• **Material shown**
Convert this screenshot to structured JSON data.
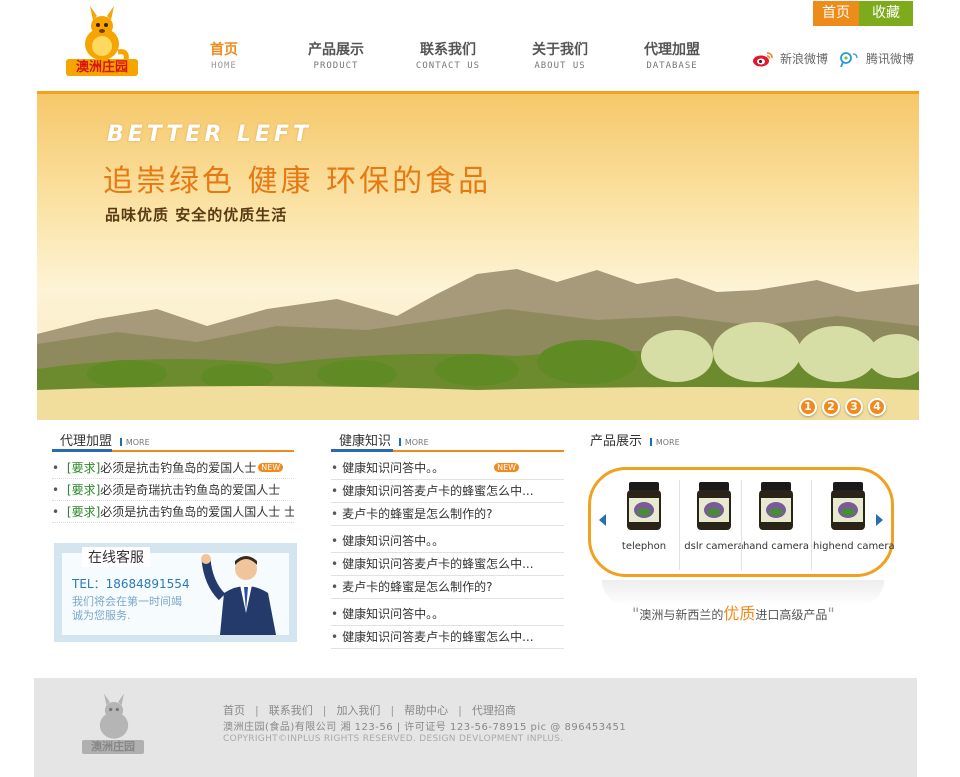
{
  "top_buttons": {
    "home": "首页",
    "favorite": "收藏"
  },
  "logo": {
    "text": "澳洲庄园"
  },
  "nav": [
    {
      "cn": "首页",
      "en": "HOME"
    },
    {
      "cn": "产品展示",
      "en": "PRODUCT"
    },
    {
      "cn": "联系我们",
      "en": "CONTACT US"
    },
    {
      "cn": "关于我们",
      "en": "ABOUT US"
    },
    {
      "cn": "代理加盟",
      "en": "DATABASE"
    }
  ],
  "social": {
    "sina": "新浪微博",
    "tencent": "腾讯微博"
  },
  "banner": {
    "en_title": "BETTER LEFT",
    "cn_title": "追崇绿色 健康 环保的食品",
    "subtitle": "品味优质 安全的优质生活",
    "pages": [
      "1",
      "2",
      "3",
      "4"
    ]
  },
  "agency": {
    "title": "代理加盟",
    "more": "MORE",
    "items": [
      {
        "tag": "[要求]",
        "text": "必须是抗击钓鱼岛的爱国人士",
        "badge": "NEW"
      },
      {
        "tag": "[要求]",
        "text": "必须是奇瑞抗击钓鱼岛的爱国人士",
        "badge": ""
      },
      {
        "tag": "[要求]",
        "text": "必须是抗击钓鱼岛的爱国人国人士 士",
        "badge": ""
      }
    ]
  },
  "service": {
    "title": "在线客服",
    "phone": "TEL：18684891554",
    "note": "我们将会在第一时间竭诚为您服务."
  },
  "health": {
    "title": "健康知识",
    "more": "MORE",
    "items": [
      {
        "text": "健康知识问答中。。",
        "badge": "NEW"
      },
      {
        "text": "健康知识问答麦卢卡的蜂蜜怎么中...",
        "badge": ""
      },
      {
        "text": "麦卢卡的蜂蜜是怎么制作的?",
        "badge": ""
      },
      {
        "text": "健康知识问答中。。",
        "badge": ""
      },
      {
        "text": "健康知识问答麦卢卡的蜂蜜怎么中...",
        "badge": ""
      },
      {
        "text": "麦卢卡的蜂蜜是怎么制作的?",
        "badge": ""
      },
      {
        "text": "健康知识问答中。。",
        "badge": ""
      },
      {
        "text": "健康知识问答麦卢卡的蜂蜜怎么中...",
        "badge": ""
      }
    ]
  },
  "products": {
    "title": "产品展示",
    "more": "MORE",
    "items": [
      "telephon",
      "dslr camera",
      "hand camera",
      "highend camera"
    ],
    "slogan_pre": "澳洲与新西兰的",
    "slogan_hl": "优质",
    "slogan_post": "进口高级产品",
    "quote_open": "\"",
    "quote_close": "\""
  },
  "footer": {
    "logo_text": "澳洲庄园",
    "links": [
      "首页",
      "联系我们",
      "加入我们",
      "帮助中心",
      "代理招商"
    ],
    "separator": "|",
    "info": "澳洲庄园(食品)有限公司 湘 123-56 | 许可证号 123-56-78915 pic @ 896453451",
    "copyright": "COPYRIGHT©INPLUS RIGHTS RESERVED. DESIGN DEVLOPMENT INPLUS."
  },
  "colors": {
    "accent": "#f08a1e",
    "green": "#7eab1c",
    "blue": "#2a6bb0"
  }
}
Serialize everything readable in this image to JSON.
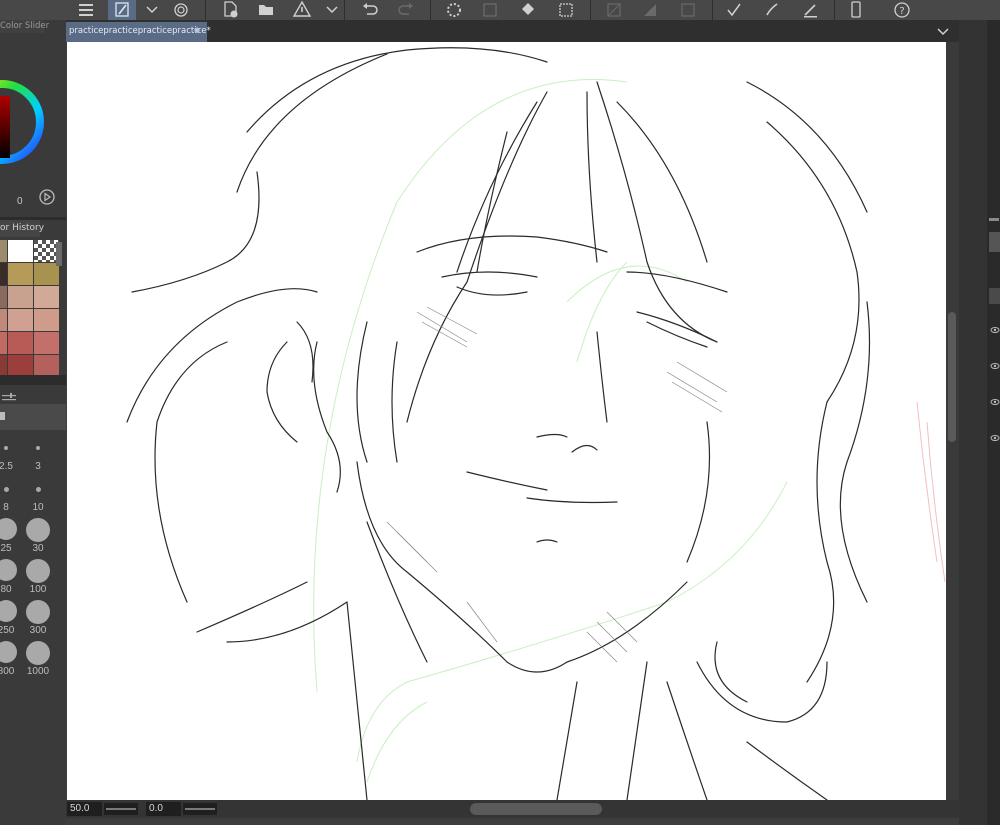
{
  "document": {
    "tab_title": "practicepracticepracticepractice*",
    "close_dot": "●"
  },
  "left_panel": {
    "color_slider_label": "Color Slider",
    "color_value": "0",
    "color_history_label": "or History",
    "history_colors": [
      [
        "#9a8a6e",
        "#ffffff",
        "checker"
      ],
      [
        "#3b2c28",
        "#b59a5a",
        "#a8924f"
      ],
      [
        "#8a6a5e",
        "#c9a28f",
        "#d2a996"
      ],
      [
        "#c08a7a",
        "#d0a192",
        "#cf9c8c"
      ],
      [
        "#c06a64",
        "#b85a56",
        "#c4706a"
      ],
      [
        "#8a3a36",
        "#9c3f3c",
        "#b4605c"
      ]
    ],
    "brush_sizes": [
      "2.5",
      "3",
      "8",
      "10",
      "25",
      "30",
      "80",
      "100",
      "250",
      "300",
      "800",
      "1000"
    ]
  },
  "status_bar": {
    "zoom_value": "50.0",
    "angle_value": "0.0"
  },
  "colors": {
    "accent_tab": "#5a6b86",
    "toolbar_bg": "#484848",
    "canvas_bg": "#ffffff"
  },
  "icons": {
    "menu": "menu-icon",
    "edit": "pen-edit-icon",
    "dropdown": "chevron-down-icon",
    "spiral": "spiral-icon",
    "new-file": "new-file-icon",
    "open-folder": "folder-open-icon",
    "warning": "warning-icon",
    "undo": "undo-icon",
    "redo": "redo-icon",
    "loading": "loading-icon",
    "fill": "fill-bucket-icon",
    "select": "selection-icon",
    "help": "help-icon"
  }
}
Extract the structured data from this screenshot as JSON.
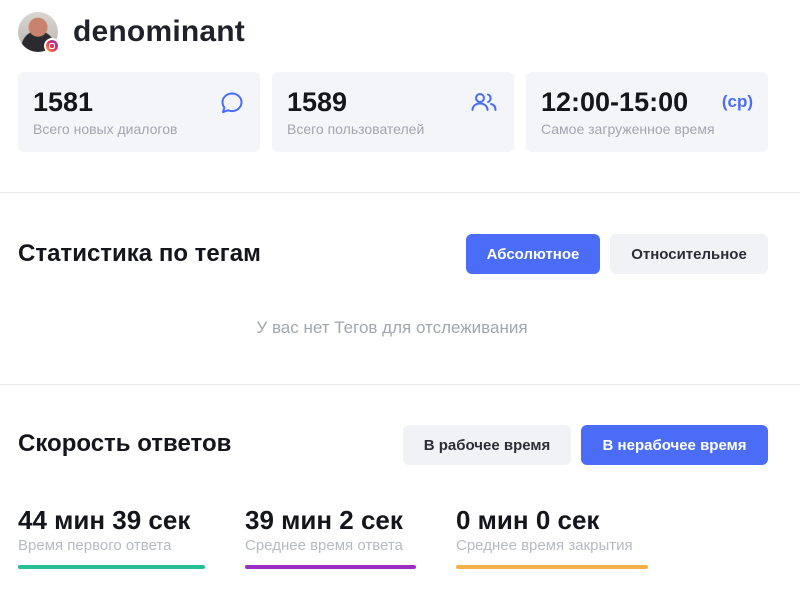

• **Task directions**
The string "structured" may appear in lines of the listing above; tally those lines and give the number only.

• **Solution below**
2